» **Given data**:

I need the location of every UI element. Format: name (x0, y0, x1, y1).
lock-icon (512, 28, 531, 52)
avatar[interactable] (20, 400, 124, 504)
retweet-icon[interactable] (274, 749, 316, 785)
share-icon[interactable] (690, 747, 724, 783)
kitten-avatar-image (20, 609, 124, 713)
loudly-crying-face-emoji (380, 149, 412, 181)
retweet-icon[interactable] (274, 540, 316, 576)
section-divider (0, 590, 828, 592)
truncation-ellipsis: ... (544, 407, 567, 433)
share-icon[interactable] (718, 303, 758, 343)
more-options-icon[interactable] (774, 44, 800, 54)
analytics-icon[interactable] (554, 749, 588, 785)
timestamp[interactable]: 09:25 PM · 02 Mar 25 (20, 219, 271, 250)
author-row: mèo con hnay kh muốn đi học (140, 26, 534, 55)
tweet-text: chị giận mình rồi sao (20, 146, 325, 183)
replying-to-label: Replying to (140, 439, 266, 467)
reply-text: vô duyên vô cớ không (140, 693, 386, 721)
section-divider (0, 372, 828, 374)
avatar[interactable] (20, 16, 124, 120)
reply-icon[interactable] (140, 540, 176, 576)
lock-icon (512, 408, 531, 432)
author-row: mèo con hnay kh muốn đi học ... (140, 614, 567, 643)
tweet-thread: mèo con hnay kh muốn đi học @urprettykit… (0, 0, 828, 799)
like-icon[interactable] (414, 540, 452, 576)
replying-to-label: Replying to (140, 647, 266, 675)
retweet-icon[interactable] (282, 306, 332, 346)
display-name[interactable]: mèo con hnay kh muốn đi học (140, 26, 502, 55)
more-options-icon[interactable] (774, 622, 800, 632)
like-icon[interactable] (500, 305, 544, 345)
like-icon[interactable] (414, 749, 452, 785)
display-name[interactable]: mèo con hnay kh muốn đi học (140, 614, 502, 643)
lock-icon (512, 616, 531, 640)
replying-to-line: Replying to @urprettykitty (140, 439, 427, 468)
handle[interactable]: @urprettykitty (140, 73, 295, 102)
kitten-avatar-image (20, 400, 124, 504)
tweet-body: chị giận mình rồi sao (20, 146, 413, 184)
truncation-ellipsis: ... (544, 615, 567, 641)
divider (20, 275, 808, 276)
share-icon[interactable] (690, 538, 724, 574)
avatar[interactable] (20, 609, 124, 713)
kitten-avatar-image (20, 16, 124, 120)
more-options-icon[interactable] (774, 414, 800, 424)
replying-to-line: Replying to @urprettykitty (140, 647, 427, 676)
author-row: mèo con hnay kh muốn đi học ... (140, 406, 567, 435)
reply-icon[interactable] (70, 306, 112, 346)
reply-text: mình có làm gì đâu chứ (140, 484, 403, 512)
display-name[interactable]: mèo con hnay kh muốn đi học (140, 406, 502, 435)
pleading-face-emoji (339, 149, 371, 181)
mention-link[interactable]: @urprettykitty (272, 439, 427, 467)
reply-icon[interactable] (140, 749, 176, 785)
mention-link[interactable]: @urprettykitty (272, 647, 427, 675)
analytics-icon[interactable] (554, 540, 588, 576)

» **Prompt**: Return each line from the records above that includes the word "replying".

» **Complete output**:
replying-to-label: Replying to (140, 439, 266, 467)
replying-to-label: Replying to (140, 647, 266, 675)
replying-to-line: Replying to @urprettykitty (140, 439, 427, 468)
replying-to-line: Replying to @urprettykitty (140, 647, 427, 676)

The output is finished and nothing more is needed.